● **What the exercise asks**
Write every entry out again exactly, please, and skip the pictures.
------ Material supplied ------
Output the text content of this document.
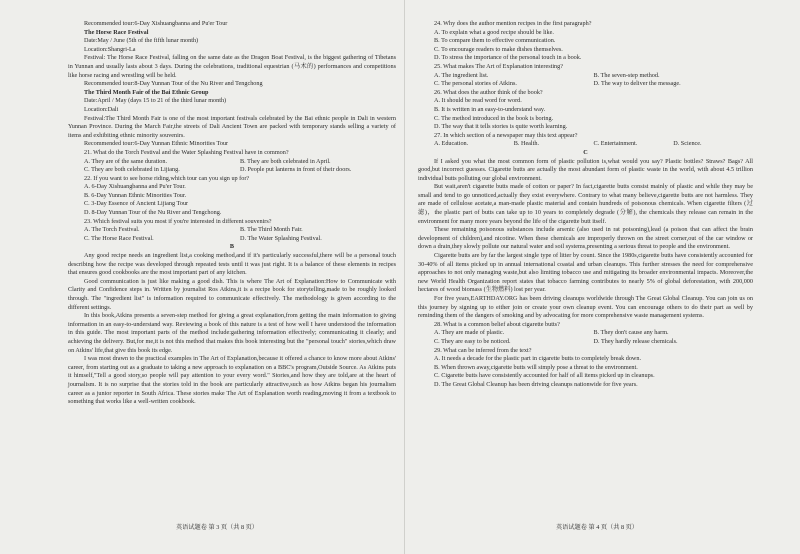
Recommended tour:6-Day Xishuangbanna and Pu'er Tour

The Horse Race Festival

Date:May / June (5th of the fifth lunar month)

Location:Shangri-La

Festival: The Horse Race Festival, falling on the same date as the Dragon Boat Festival, is the biggest gathering of Tibetans in Yunnan and usually lasts about 3 days. During the celebrations, traditional equestrian (马术的) performances and competitions like horse racing and wrestling will be held.

Recommended tour:8-Day Yunnan Tour of the Nu River and Tengchong

The Third Month Fair of the Bai Ethnic Group

Date:April / May (days 15 to 21 of the third lunar month)

Location:Dali

Festival:The Third Month Fair is one of the most important festivals celebrated by the Bai ethnic people in Dali in western Yunnan Province. During the March Fair,the streets of Dali Ancient Town are packed with temporary stands selling a variety of items and exhibiting ethnic minority souvenirs.

Recommended tour:6-Day Yunnan Ethnic Minorities Tour

21. What do the Torch Festival and the Water Splashing Festival have in common?

A. They are of the same duration.	B. They are both celebrated in April.
C. They are both celebrated in Lijiang.	D. People put lanterns in front of their doors.

22. If you want to see horse riding,which tour can you sign up for?

A. 6-Day Xishuangbanna and Pu'er Tour.

B. 6-Day Yunnan Ethnic Minorities Tour.

C. 3-Day Essence of Ancient Lijiang Tour

D. 8-Day Yunnan Tour of the Nu River and Tengchong.

23. Which festival suits you most if you're interested in different souvenirs?

A. The Torch Festival.	B. The Third Month Fair.
C. The Horse Race Festival.	D. The Water Splashing Festival.

B

Any good recipe needs an ingredient list,a cooking method,and if it's particularly successful,there will be a personal touch describing how the recipe was developed through repeated tests until it was just right. It is a balance of these elements in recipes that ensures good cookbooks are the most important part of any kitchen.

Good communication is just like making a good dish. This is where The Art of Explanation:How to Communicate with Clarity and Confidence steps in. Written by journalist Ros Atkins,it is a recipe book for storytelling,made to be roughly looked through. The "ingredient list" is information required to communicate effectively. The methodology is given according to the different settings.

In this book,Atkins presents a seven-step method for giving a great explanation,from getting the main information to giving information in an easy-to-understand way. Reviewing a book of this nature is a test of how well I have understood the information in this guide. The most important parts of the method include:gathering information effectively; communicating it clearly; and achieving the delivery. But,for me,it is not this method that makes this book interesting but the "personal touch" stories,which draw on Atkins' life,that give this book its edge.

I was most drawn to the practical examples in The Art of Explanation,because it offered a chance to know more about Atkins' career, from starting out as a graduate to taking a new approach to explanation on a BBC's program,Outside Source. As Atkins puts it himself,"Tell a good story,so people will pay attention to your every word." Stories,and how they are told,are at the heart of journalism. It is no surprise that the stories told in the book are particularly attractive,such as how Atkins began his journalism career as a junior reporter in South Africa. These stories make The Art of Explanation worth reading,moving it from a textbook to something that works like a well-written cookbook.

24. Why does the author mention recipes in the first paragraph?

A. To explain what a good recipe should be like.

B. To compare them to effective communication.

C. To encourage readers to make dishes themselves.

D. To stress the importance of the personal touch in a book.

25. What makes The Art of Explanation interesting?

A. The ingredient list.	B. The seven-step method.
C. The personal stories of Atkins.	D. The way to deliver the message.

26. What does the author think of the book?

A. It should be read word for word.

B. It is written in an easy-to-understand way.

C. The method introduced in the book is boring.

D. The way that it tells stories is quite worth learning.

27. In which section of a newspaper may this text appear?

A. Education.	B. Health.	C. Entertainment.	D. Science.

C

If I asked you what the most common form of plastic pollution is,what would you say? Plastic bottles? Straws? Bags? All good,but incorrect guesses. Cigarette butts are actually the most abundant form of plastic waste in the world, with about 4.5 trillion individual butts polluting our global environment.

But wait,aren't cigarette butts made of cotton or paper? In fact,cigarette butts consist mainly of plastic and while they may be small and tend to go unnoticed,actually they exist everywhere. Contrary to what many believe,cigarette butts are not harmless. They are made of cellulose acetate,a man-made plastic material and contain hundreds of poisonous chemicals. When cigarette filters (过滤)，the plastic part of butts can take up to 10 years to completely degrade (分解), the chemicals they release can remain in the environment for many more years beyond the life of the cigarette butt itself.

These remaining poisonous substances include arsenic (also used in rat poisoning),lead (a poison that can affect the brain development of children),and nicotine. When these chemicals are improperly thrown on the street corner,out of the car window or down a drain,they slowly pollute our natural water and soil systems,presenting a serious threat to people and the environment.

Cigarette butts are by far the largest single type of litter by count. Since the 1980s,cigarette butts have consistently accounted for 30-40% of all items picked up in annual international coastal and urban cleanups. This further stresses the need for comprehensive approaches to not only managing waste,but also limiting tobacco use and mitigating its broader environmental impacts. Moreover,the new World Health Organization report states that tobacco farming contributes to nearly 5% of global deforestation, with 200,000 hectares of wood biomass (生物燃料) lost per year.

For five years,EARTHDAY.ORG has been driving cleanups worldwide through The Great Global Cleanup. You can join us on this journey by signing up to either join or create your own cleanup event. You can encourage others to do their part as well by reminding them of the dangers of smoking and by advocating for more comprehensive waste management systems.

28. What is a common belief about cigarette butts?

A. They are made of plastic.	B. They don't cause any harm.
C. They are easy to be noticed.	D. They hardly release chemicals.

29. What can be inferred from the text?

A. It needs a decade for the plastic part in cigarette butts to completely break down.

B. When thrown away,cigarette butts will simply pose a threat to the environment.

C. Cigarette butts have consistently accounted for half of all items picked up in cleanups.

D. The Great Global Cleanup has been driving cleanups nationwide for five years.

英语试题卷 第 3 页（共 8 页）	英语试题卷 第 4 页（共 8 页）
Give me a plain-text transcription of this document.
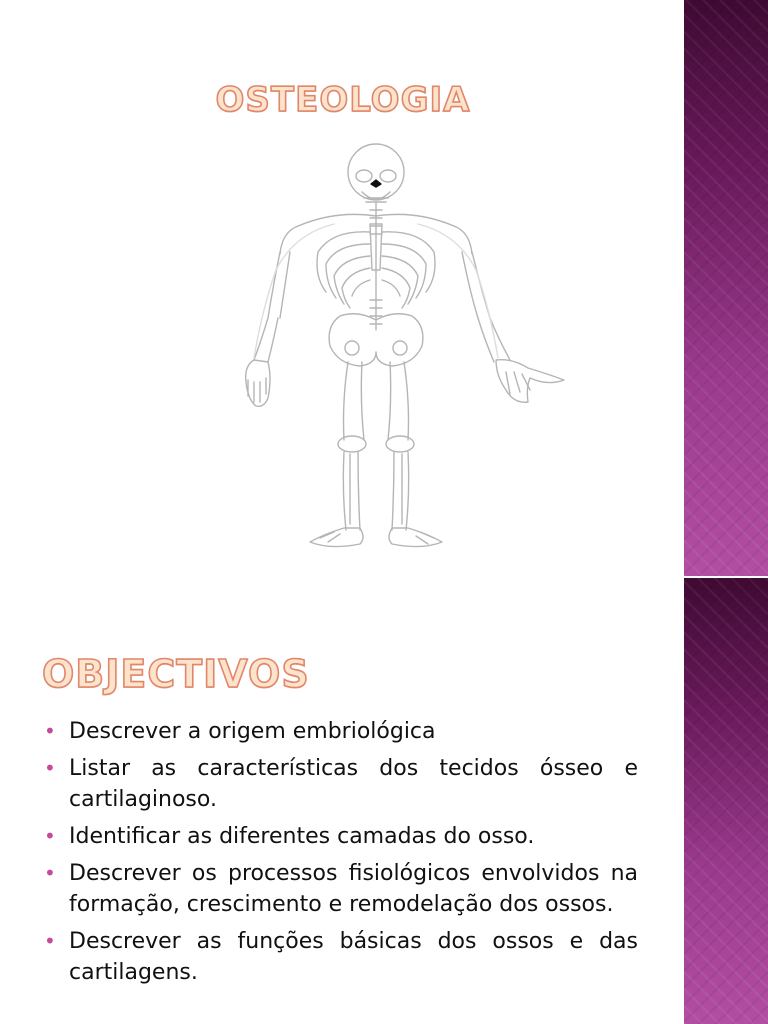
OSTEOLOGIA
OBJECTIVOS
• Descrever a origem embriológica
• Listar as características dos tecidos ósseo e cartilaginoso.
• Identificar as diferentes camadas do osso.
• Descrever os processos fisiológicos envolvidos na formação, crescimento e remodelação dos ossos.
• Descrever as funções básicas dos ossos e das cartilagens.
------
● **The result**
Output the text content of this document.
Recommended tour:6-Day Xishuangbanna and Pu'er Tour

The Horse Race Festival

Date:May / June (5th of the fifth lunar month)

Location:Shangri-La

Festival: The Horse Race Festival, falling on the same date as the Dragon Boat Festival, is the biggest gathering of Tibetans in Yunnan and usually lasts about 3 days. During the celebrations, traditional equestrian (马术的) performances and competitions like horse racing and wrestling will be held.

Recommended tour:8-Day Yunnan Tour of the Nu River and Tengchong

The Third Month Fair of the Bai Ethnic Group

Date:April / May (days 15 to 21 of the third lunar month)

Location:Dali

Festival:The Third Month Fair is one of the most important festivals celebrated by the Bai ethnic people in Dali in western Yunnan Province. During the March Fair,the streets of Dali Ancient Town are packed with temporary stands selling a variety of items and exhibiting ethnic minority souvenirs.

Recommended tour:6-Day Yunnan Ethnic Minorities Tour

21. What do the Torch Festival and the Water Splashing Festival have in common?

A. They are of the same duration.	B. They are both celebrated in April.
C. They are both celebrated in Lijiang.	D. People put lanterns in front of their doors.

22. If you want to see horse riding,which tour can you sign up for?

A. 6-Day Xishuangbanna and Pu'er Tour.

B. 6-Day Yunnan Ethnic Minorities Tour.

C. 3-Day Essence of Ancient Lijiang Tour

D. 8-Day Yunnan Tour of the Nu River and Tengchong.

23. Which festival suits you most if you're interested in different souvenirs?

A. The Torch Festival.	B. The Third Month Fair.
C. The Horse Race Festival.	D. The Water Splashing Festival.

B

Any good recipe needs an ingredient list,a cooking method,and if it's particularly successful,there will be a personal touch describing how the recipe was developed through repeated tests until it was just right. It is a balance of these elements in recipes that ensures good cookbooks are the most important part of any kitchen.

Good communication is just like making a good dish. This is where The Art of Explanation:How to Communicate with Clarity and Confidence steps in. Written by journalist Ros Atkins,it is a recipe book for storytelling,made to be roughly looked through. The "ingredient list" is information required to communicate effectively. The methodology is given according to the different settings.

In this book,Atkins presents a seven-step method for giving a great explanation,from getting the main information to giving information in an easy-to-understand way. Reviewing a book of this nature is a test of how well I have understood the information in this guide. The most important parts of the method include:gathering information effectively; communicating it clearly; and achieving the delivery. But,for me,it is not this method that makes this book interesting but the "personal touch" stories,which draw on Atkins' life,that give this book its edge.

I was most drawn to the practical examples in The Art of Explanation,because it offered a chance to know more about Atkins' career, from starting out as a graduate to taking a new approach to explanation on a BBC's program,Outside Source. As Atkins puts it himself,"Tell a good story,so people will pay attention to your every word." Stories,and how they are told,are at the heart of journalism. It is no surprise that the stories told in the book are particularly attractive,such as how Atkins began his journalism career as a junior reporter in South Africa. These stories make The Art of Explanation worth reading,moving it from a textbook to something that works like a well-written cookbook.

24. Why does the author mention recipes in the first paragraph?

A. To explain what a good recipe should be like.

B. To compare them to effective communication.

C. To encourage readers to make dishes themselves.

D. To stress the importance of the personal touch in a book.

25. What makes The Art of Explanation interesting?

A. The ingredient list.	B. The seven-step method.
C. The personal stories of Atkins.	D. The way to deliver the message.

26. What does the author think of the book?

A. It should be read word for word.

B. It is written in an easy-to-understand way.

C. The method introduced in the book is boring.

D. The way that it tells stories is quite worth learning.

27. In which section of a newspaper may this text appear?

A. Education.	B. Health.	C. Entertainment.	D. Science.

C

If I asked you what the most common form of plastic pollution is,what would you say? Plastic bottles? Straws? Bags? All good,but incorrect guesses. Cigarette butts are actually the most abundant form of plastic waste in the world, with about 4.5 trillion individual butts polluting our global environment.

But wait,aren't cigarette butts made of cotton or paper? In fact,cigarette butts consist mainly of plastic and while they may be small and tend to go unnoticed,actually they exist everywhere. Contrary to what many believe,cigarette butts are not harmless. They are made of cellulose acetate,a man-made plastic material and contain hundreds of poisonous chemicals. When cigarette filters (过滤)，the plastic part of butts can take up to 10 years to completely degrade (分解), the chemicals they release can remain in the environment for many more years beyond the life of the cigarette butt itself.

These remaining poisonous substances include arsenic (also used in rat poisoning),lead (a poison that can affect the brain development of children),and nicotine. When these chemicals are improperly thrown on the street corner,out of the car window or down a drain,they slowly pollute our natural water and soil systems,presenting a serious threat to people and the environment.

Cigarette butts are by far the largest single type of litter by count. Since the 1980s,cigarette butts have consistently accounted for 30-40% of all items picked up in annual international coastal and urban cleanups. This further stresses the need for comprehensive approaches to not only managing waste,but also limiting tobacco use and mitigating its broader environmental impacts. Moreover,the new World Health Organization report states that tobacco farming contributes to nearly 5% of global deforestation, with 200,000 hectares of wood biomass (生物燃料) lost per year.

For five years,EARTHDAY.ORG has been driving cleanups worldwide through The Great Global Cleanup. You can join us on this journey by signing up to either join or create your own cleanup event. You can encourage others to do their part as well by reminding them of the dangers of smoking and by advocating for more comprehensive waste management systems.

28. What is a common belief about cigarette butts?

A. They are made of plastic.	B. They don't cause any harm.
C. They are easy to be noticed.	D. They hardly release chemicals.

29. What can be inferred from the text?

A. It needs a decade for the plastic part in cigarette butts to completely break down.

B. When thrown away,cigarette butts will simply pose a threat to the environment.

C. Cigarette butts have consistently accounted for half of all items picked up in cleanups.

D. The Great Global Cleanup has been driving cleanups nationwide for five years.

英语试题卷 第 3 页（共 8 页）	英语试题卷 第 4 页（共 8 页）
Give me a plain-text transcription of this document.
OSTEOLOGIA
OBJECTIVOS
• Descrever a origem embriológica
• Listar as características dos tecidos ósseo e cartilaginoso.
• Identificar as diferentes camadas do osso.
• Descrever os processos fisiológicos envolvidos na formação, crescimento e remodelação dos ossos.
• Descrever as funções básicas dos ossos e das cartilagens.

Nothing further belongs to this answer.